→ **Task requirements**:
Make an exact copy of all the entries below, with the pictures left out.

=-=-=-=-=

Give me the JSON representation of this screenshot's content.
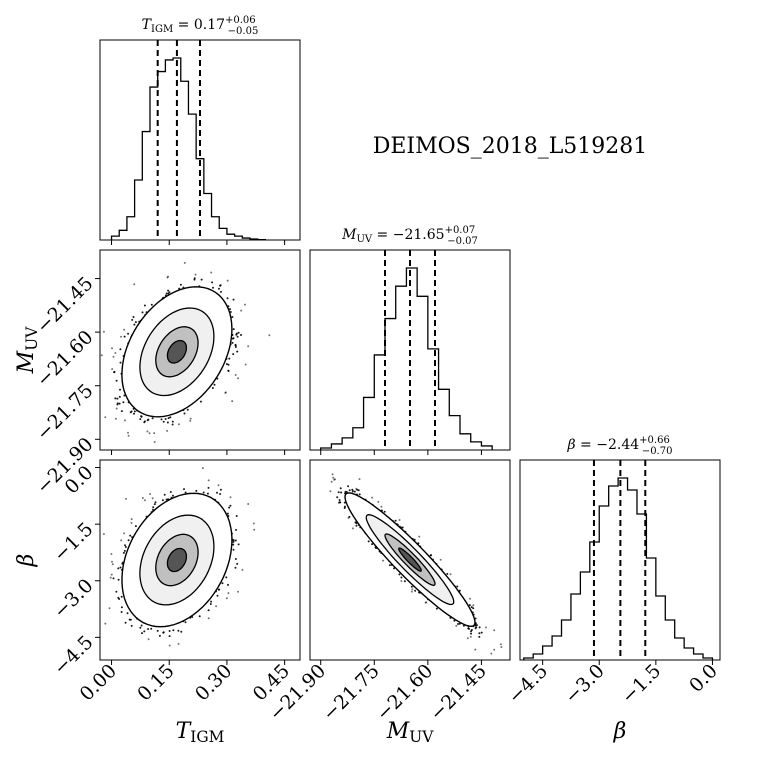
{
  "chart_data": {
    "type": "corner",
    "target_name": "DEIMOS_2018_L519281",
    "params": [
      {
        "key": "T",
        "label": "T",
        "label_sub": "IGM",
        "ticks": [
          "0.00",
          "0.15",
          "0.30",
          "0.45"
        ],
        "tick_values": [
          0.0,
          0.15,
          0.3,
          0.45
        ],
        "range": [
          -0.03,
          0.49
        ],
        "median": 0.17,
        "q16": 0.12,
        "q84": 0.23,
        "title": {
          "prefix": "T",
          "sub": "IGM",
          "eq": " = 0.17",
          "plus": "+0.06",
          "minus": "−0.05"
        },
        "hist_edges": [
          0.0,
          0.02,
          0.04,
          0.06,
          0.08,
          0.1,
          0.12,
          0.14,
          0.16,
          0.18,
          0.2,
          0.22,
          0.24,
          0.26,
          0.28,
          0.3,
          0.32,
          0.34,
          0.36,
          0.38,
          0.4
        ],
        "hist_counts": [
          0.02,
          0.05,
          0.12,
          0.31,
          0.56,
          0.79,
          0.87,
          0.93,
          0.94,
          0.82,
          0.65,
          0.42,
          0.24,
          0.12,
          0.06,
          0.03,
          0.02,
          0.01,
          0.005,
          0.002
        ]
      },
      {
        "key": "M",
        "label": "M",
        "label_sub": "UV",
        "ticks": [
          "−21.90",
          "−21.75",
          "−21.60",
          "−21.45"
        ],
        "tick_values": [
          -21.9,
          -21.75,
          -21.6,
          -21.45
        ],
        "range": [
          -21.93,
          -21.37
        ],
        "median": -21.65,
        "q16": -21.72,
        "q84": -21.58,
        "title": {
          "prefix": "M",
          "sub": "UV",
          "eq": " = −21.65",
          "plus": "+0.07",
          "minus": "−0.07"
        },
        "hist_edges": [
          -21.9,
          -21.87,
          -21.84,
          -21.81,
          -21.78,
          -21.75,
          -21.72,
          -21.69,
          -21.66,
          -21.63,
          -21.6,
          -21.57,
          -21.54,
          -21.51,
          -21.48,
          -21.45,
          -21.42
        ],
        "hist_counts": [
          0.01,
          0.03,
          0.06,
          0.11,
          0.26,
          0.47,
          0.65,
          0.81,
          0.9,
          0.76,
          0.5,
          0.3,
          0.17,
          0.08,
          0.04,
          0.02
        ]
      },
      {
        "key": "B",
        "label": "β",
        "label_sub": "",
        "ticks": [
          "−4.5",
          "−3.0",
          "−1.5",
          "0.0"
        ],
        "tick_values": [
          -4.5,
          -3.0,
          -1.5,
          0.0
        ],
        "range": [
          -5.1,
          0.2
        ],
        "median": -2.44,
        "q16": -3.14,
        "q84": -1.78,
        "title": {
          "prefix": "β",
          "sub": "",
          "eq": " = −2.44",
          "plus": "+0.66",
          "minus": "−0.70"
        },
        "hist_edges": [
          -5.0,
          -4.75,
          -4.5,
          -4.25,
          -4.0,
          -3.75,
          -3.5,
          -3.25,
          -3.0,
          -2.75,
          -2.5,
          -2.25,
          -2.0,
          -1.75,
          -1.5,
          -1.25,
          -1.0,
          -0.75,
          -0.5,
          -0.25,
          0.0
        ],
        "hist_counts": [
          0.01,
          0.03,
          0.07,
          0.12,
          0.2,
          0.33,
          0.44,
          0.59,
          0.77,
          0.87,
          0.91,
          0.85,
          0.73,
          0.51,
          0.32,
          0.2,
          0.11,
          0.06,
          0.03,
          0.01
        ]
      }
    ],
    "pairs": [
      {
        "x": "T",
        "y": "M",
        "center": [
          0.17,
          -21.655
        ],
        "sd": [
          0.055,
          0.07
        ],
        "rho": 0.35
      },
      {
        "x": "T",
        "y": "B",
        "center": [
          0.17,
          -2.45
        ],
        "sd": [
          0.055,
          0.68
        ],
        "rho": 0.3
      },
      {
        "x": "M",
        "y": "B",
        "center": [
          -21.65,
          -2.44
        ],
        "sd": [
          0.07,
          0.68
        ],
        "rho": -0.94
      }
    ],
    "contour_levels": [
      0.393,
      0.865,
      0.989
    ],
    "quantile_line_style": "dashed",
    "grid": false,
    "legend": "none"
  }
}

=-=-=-=-=

→ **Response**:
Give me the JSON representation of this screenshot's content.
{
  "chart_data": {
    "type": "corner",
    "target_name": "DEIMOS_2018_L519281",
    "params": [
      {
        "key": "T",
        "label": "T",
        "label_sub": "IGM",
        "ticks": [
          "0.00",
          "0.15",
          "0.30",
          "0.45"
        ],
        "tick_values": [
          0.0,
          0.15,
          0.3,
          0.45
        ],
        "range": [
          -0.03,
          0.49
        ],
        "median": 0.17,
        "q16": 0.12,
        "q84": 0.23,
        "title": {
          "prefix": "T",
          "sub": "IGM",
          "eq": " = 0.17",
          "plus": "+0.06",
          "minus": "−0.05"
        },
        "hist_edges": [
          0.0,
          0.02,
          0.04,
          0.06,
          0.08,
          0.1,
          0.12,
          0.14,
          0.16,
          0.18,
          0.2,
          0.22,
          0.24,
          0.26,
          0.28,
          0.3,
          0.32,
          0.34,
          0.36,
          0.38,
          0.4
        ],
        "hist_counts": [
          0.02,
          0.05,
          0.12,
          0.31,
          0.56,
          0.79,
          0.87,
          0.93,
          0.94,
          0.82,
          0.65,
          0.42,
          0.24,
          0.12,
          0.06,
          0.03,
          0.02,
          0.01,
          0.005,
          0.002
        ]
      },
      {
        "key": "M",
        "label": "M",
        "label_sub": "UV",
        "ticks": [
          "−21.90",
          "−21.75",
          "−21.60",
          "−21.45"
        ],
        "tick_values": [
          -21.9,
          -21.75,
          -21.6,
          -21.45
        ],
        "range": [
          -21.93,
          -21.37
        ],
        "median": -21.65,
        "q16": -21.72,
        "q84": -21.58,
        "title": {
          "prefix": "M",
          "sub": "UV",
          "eq": " = −21.65",
          "plus": "+0.07",
          "minus": "−0.07"
        },
        "hist_edges": [
          -21.9,
          -21.87,
          -21.84,
          -21.81,
          -21.78,
          -21.75,
          -21.72,
          -21.69,
          -21.66,
          -21.63,
          -21.6,
          -21.57,
          -21.54,
          -21.51,
          -21.48,
          -21.45,
          -21.42
        ],
        "hist_counts": [
          0.01,
          0.03,
          0.06,
          0.11,
          0.26,
          0.47,
          0.65,
          0.81,
          0.9,
          0.76,
          0.5,
          0.3,
          0.17,
          0.08,
          0.04,
          0.02
        ]
      },
      {
        "key": "B",
        "label": "β",
        "label_sub": "",
        "ticks": [
          "−4.5",
          "−3.0",
          "−1.5",
          "0.0"
        ],
        "tick_values": [
          -4.5,
          -3.0,
          -1.5,
          0.0
        ],
        "range": [
          -5.1,
          0.2
        ],
        "median": -2.44,
        "q16": -3.14,
        "q84": -1.78,
        "title": {
          "prefix": "β",
          "sub": "",
          "eq": " = −2.44",
          "plus": "+0.66",
          "minus": "−0.70"
        },
        "hist_edges": [
          -5.0,
          -4.75,
          -4.5,
          -4.25,
          -4.0,
          -3.75,
          -3.5,
          -3.25,
          -3.0,
          -2.75,
          -2.5,
          -2.25,
          -2.0,
          -1.75,
          -1.5,
          -1.25,
          -1.0,
          -0.75,
          -0.5,
          -0.25,
          0.0
        ],
        "hist_counts": [
          0.01,
          0.03,
          0.07,
          0.12,
          0.2,
          0.33,
          0.44,
          0.59,
          0.77,
          0.87,
          0.91,
          0.85,
          0.73,
          0.51,
          0.32,
          0.2,
          0.11,
          0.06,
          0.03,
          0.01
        ]
      }
    ],
    "pairs": [
      {
        "x": "T",
        "y": "M",
        "center": [
          0.17,
          -21.655
        ],
        "sd": [
          0.055,
          0.07
        ],
        "rho": 0.35
      },
      {
        "x": "T",
        "y": "B",
        "center": [
          0.17,
          -2.45
        ],
        "sd": [
          0.055,
          0.68
        ],
        "rho": 0.3
      },
      {
        "x": "M",
        "y": "B",
        "center": [
          -21.65,
          -2.44
        ],
        "sd": [
          0.07,
          0.68
        ],
        "rho": -0.94
      }
    ],
    "contour_levels": [
      0.393,
      0.865,
      0.989
    ],
    "quantile_line_style": "dashed",
    "grid": false,
    "legend": "none"
  }
}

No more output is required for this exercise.